Items from a dataset
>> START

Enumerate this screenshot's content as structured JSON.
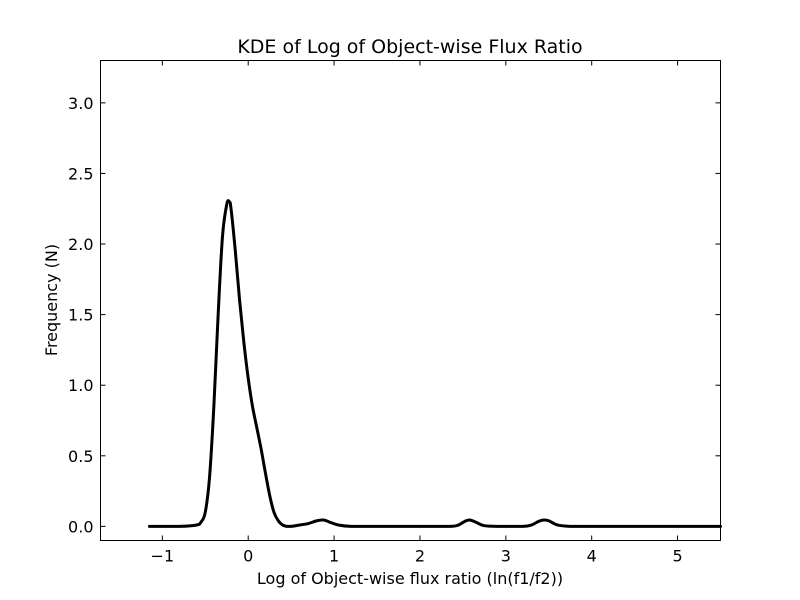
{
  "chart_data": {
    "type": "line",
    "title": "KDE of Log of Object-wise Flux Ratio",
    "xlabel": "Log of Object-wise flux ratio (ln(f1/f2))",
    "ylabel": "Frequency (N)",
    "xlim": [
      -1.72,
      5.5
    ],
    "ylim": [
      -0.1,
      3.3
    ],
    "xticks": [
      -1,
      0,
      1,
      2,
      3,
      4,
      5
    ],
    "xtick_labels": [
      "−1",
      "0",
      "1",
      "2",
      "3",
      "4",
      "5"
    ],
    "yticks": [
      0.0,
      0.5,
      1.0,
      1.5,
      2.0,
      2.5,
      3.0
    ],
    "ytick_labels": [
      "0.0",
      "0.5",
      "1.0",
      "1.5",
      "2.0",
      "2.5",
      "3.0"
    ],
    "grid": false,
    "series": [
      {
        "color": "#000000",
        "x": [
          -1.15,
          -0.8,
          -0.6,
          -0.55,
          -0.5,
          -0.45,
          -0.4,
          -0.35,
          -0.3,
          -0.25,
          -0.22,
          -0.2,
          -0.15,
          -0.1,
          -0.05,
          0.0,
          0.05,
          0.1,
          0.15,
          0.2,
          0.25,
          0.3,
          0.35,
          0.4,
          0.45,
          0.5,
          0.6,
          0.7,
          0.8,
          0.88,
          0.95,
          1.05,
          1.2,
          1.5,
          2.0,
          2.35,
          2.45,
          2.52,
          2.58,
          2.65,
          2.75,
          2.95,
          3.2,
          3.3,
          3.38,
          3.44,
          3.5,
          3.6,
          3.75,
          4.0,
          4.5,
          5.0,
          5.5
        ],
        "y": [
          0.0,
          0.0,
          0.01,
          0.03,
          0.1,
          0.35,
          0.85,
          1.5,
          2.05,
          2.28,
          2.3,
          2.25,
          1.95,
          1.6,
          1.3,
          1.05,
          0.85,
          0.7,
          0.55,
          0.38,
          0.22,
          0.1,
          0.04,
          0.01,
          0.0,
          0.0,
          0.01,
          0.02,
          0.04,
          0.045,
          0.03,
          0.01,
          0.0,
          0.0,
          0.0,
          0.0,
          0.01,
          0.035,
          0.045,
          0.03,
          0.005,
          0.0,
          0.0,
          0.01,
          0.035,
          0.045,
          0.04,
          0.01,
          0.0,
          0.0,
          0.0,
          0.0,
          0.0
        ]
      }
    ]
  }
}
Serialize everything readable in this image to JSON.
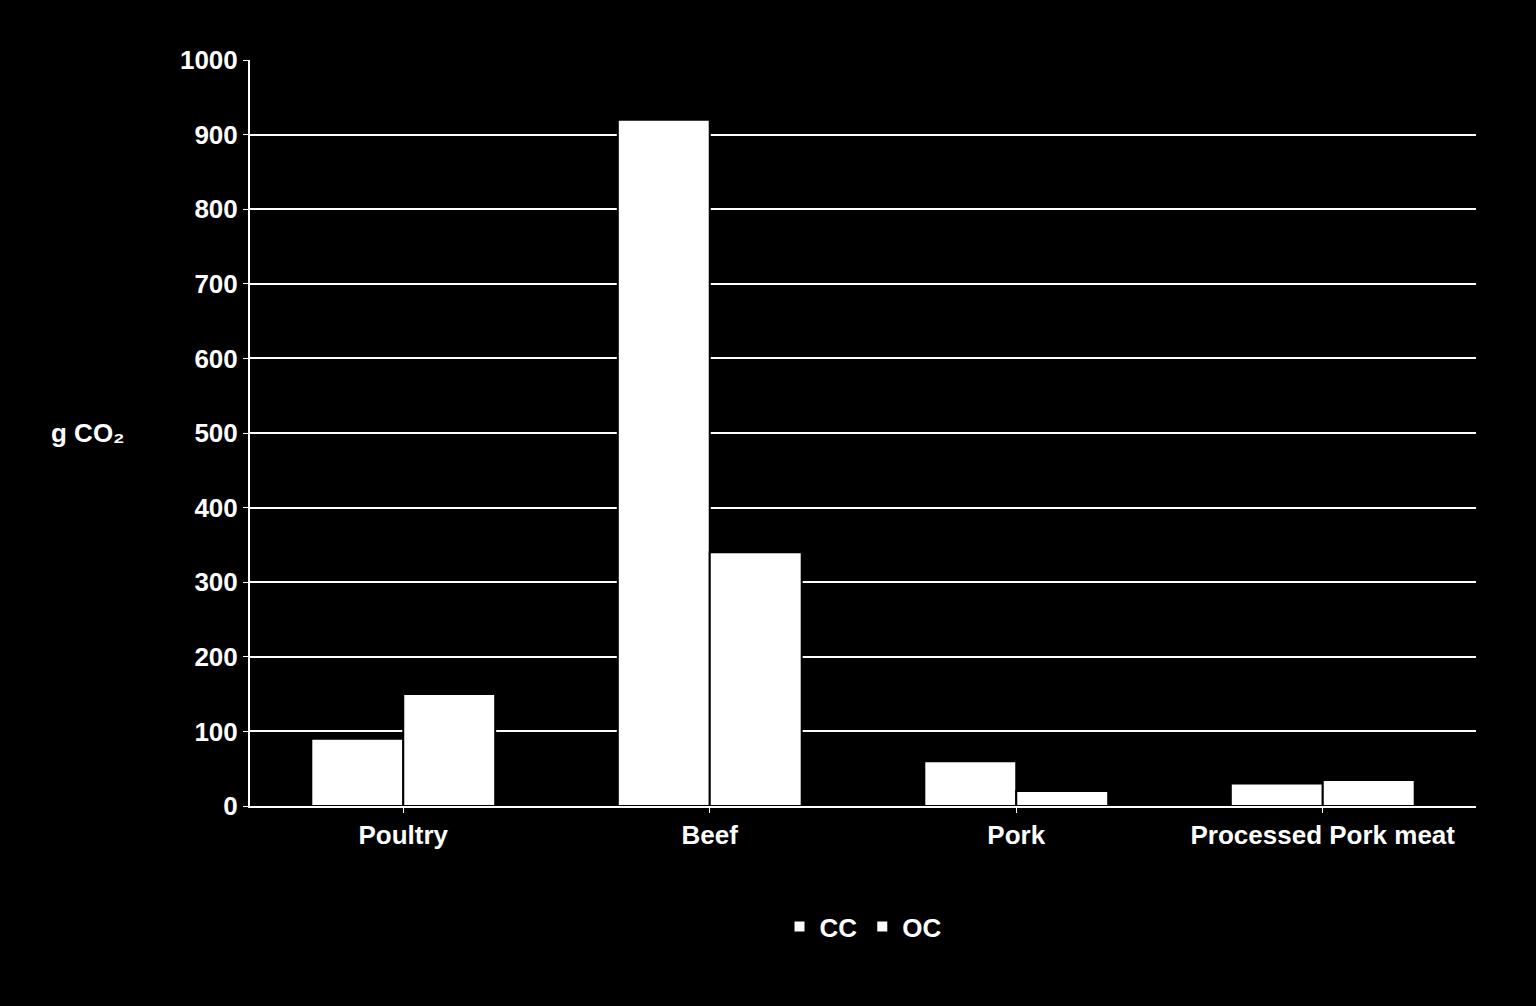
{
  "chart_data": {
    "type": "bar",
    "y_label": "g CO₂",
    "categories": [
      "Poultry",
      "Beef",
      "Pork",
      "Processed Pork meat"
    ],
    "series": [
      {
        "name": "CC",
        "color": "#ffffff",
        "values": [
          90,
          920,
          60,
          30
        ]
      },
      {
        "name": "OC",
        "color": "#ffffff",
        "values": [
          150,
          340,
          20,
          35
        ]
      }
    ],
    "ylim": [
      0,
      1000
    ],
    "yticks": [
      0,
      100,
      200,
      300,
      400,
      500,
      600,
      700,
      800,
      900,
      1000
    ],
    "grid": true,
    "legend": "bottom"
  }
}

>> END

_Given exercise_
Retype everything in the material word for word, minus pictures.

_Final result_
Enumerate this screenshot's content as structured JSON.
{
  "chart_data": {
    "type": "line",
    "title": "KDE of Log of Object-wise Flux Ratio",
    "xlabel": "Log of Object-wise flux ratio (ln(f1/f2))",
    "ylabel": "Frequency (N)",
    "xlim": [
      -1.72,
      5.5
    ],
    "ylim": [
      -0.1,
      3.3
    ],
    "xticks": [
      -1,
      0,
      1,
      2,
      3,
      4,
      5
    ],
    "xtick_labels": [
      "−1",
      "0",
      "1",
      "2",
      "3",
      "4",
      "5"
    ],
    "yticks": [
      0.0,
      0.5,
      1.0,
      1.5,
      2.0,
      2.5,
      3.0
    ],
    "ytick_labels": [
      "0.0",
      "0.5",
      "1.0",
      "1.5",
      "2.0",
      "2.5",
      "3.0"
    ],
    "grid": false,
    "series": [
      {
        "color": "#000000",
        "x": [
          -1.15,
          -0.8,
          -0.6,
          -0.55,
          -0.5,
          -0.45,
          -0.4,
          -0.35,
          -0.3,
          -0.25,
          -0.22,
          -0.2,
          -0.15,
          -0.1,
          -0.05,
          0.0,
          0.05,
          0.1,
          0.15,
          0.2,
          0.25,
          0.3,
          0.35,
          0.4,
          0.45,
          0.5,
          0.6,
          0.7,
          0.8,
          0.88,
          0.95,
          1.05,
          1.2,
          1.5,
          2.0,
          2.35,
          2.45,
          2.52,
          2.58,
          2.65,
          2.75,
          2.95,
          3.2,
          3.3,
          3.38,
          3.44,
          3.5,
          3.6,
          3.75,
          4.0,
          4.5,
          5.0,
          5.5
        ],
        "y": [
          0.0,
          0.0,
          0.01,
          0.03,
          0.1,
          0.35,
          0.85,
          1.5,
          2.05,
          2.28,
          2.3,
          2.25,
          1.95,
          1.6,
          1.3,
          1.05,
          0.85,
          0.7,
          0.55,
          0.38,
          0.22,
          0.1,
          0.04,
          0.01,
          0.0,
          0.0,
          0.01,
          0.02,
          0.04,
          0.045,
          0.03,
          0.01,
          0.0,
          0.0,
          0.0,
          0.0,
          0.01,
          0.035,
          0.045,
          0.03,
          0.005,
          0.0,
          0.0,
          0.01,
          0.035,
          0.045,
          0.04,
          0.01,
          0.0,
          0.0,
          0.0,
          0.0,
          0.0
        ]
      }
    ]
  }
}
Serialize everything readable in this image to JSON.
{
  "chart_data": {
    "type": "bar",
    "y_label": "g CO₂",
    "categories": [
      "Poultry",
      "Beef",
      "Pork",
      "Processed Pork meat"
    ],
    "series": [
      {
        "name": "CC",
        "color": "#ffffff",
        "values": [
          90,
          920,
          60,
          30
        ]
      },
      {
        "name": "OC",
        "color": "#ffffff",
        "values": [
          150,
          340,
          20,
          35
        ]
      }
    ],
    "ylim": [
      0,
      1000
    ],
    "yticks": [
      0,
      100,
      200,
      300,
      400,
      500,
      600,
      700,
      800,
      900,
      1000
    ],
    "grid": true,
    "legend": "bottom"
  }
}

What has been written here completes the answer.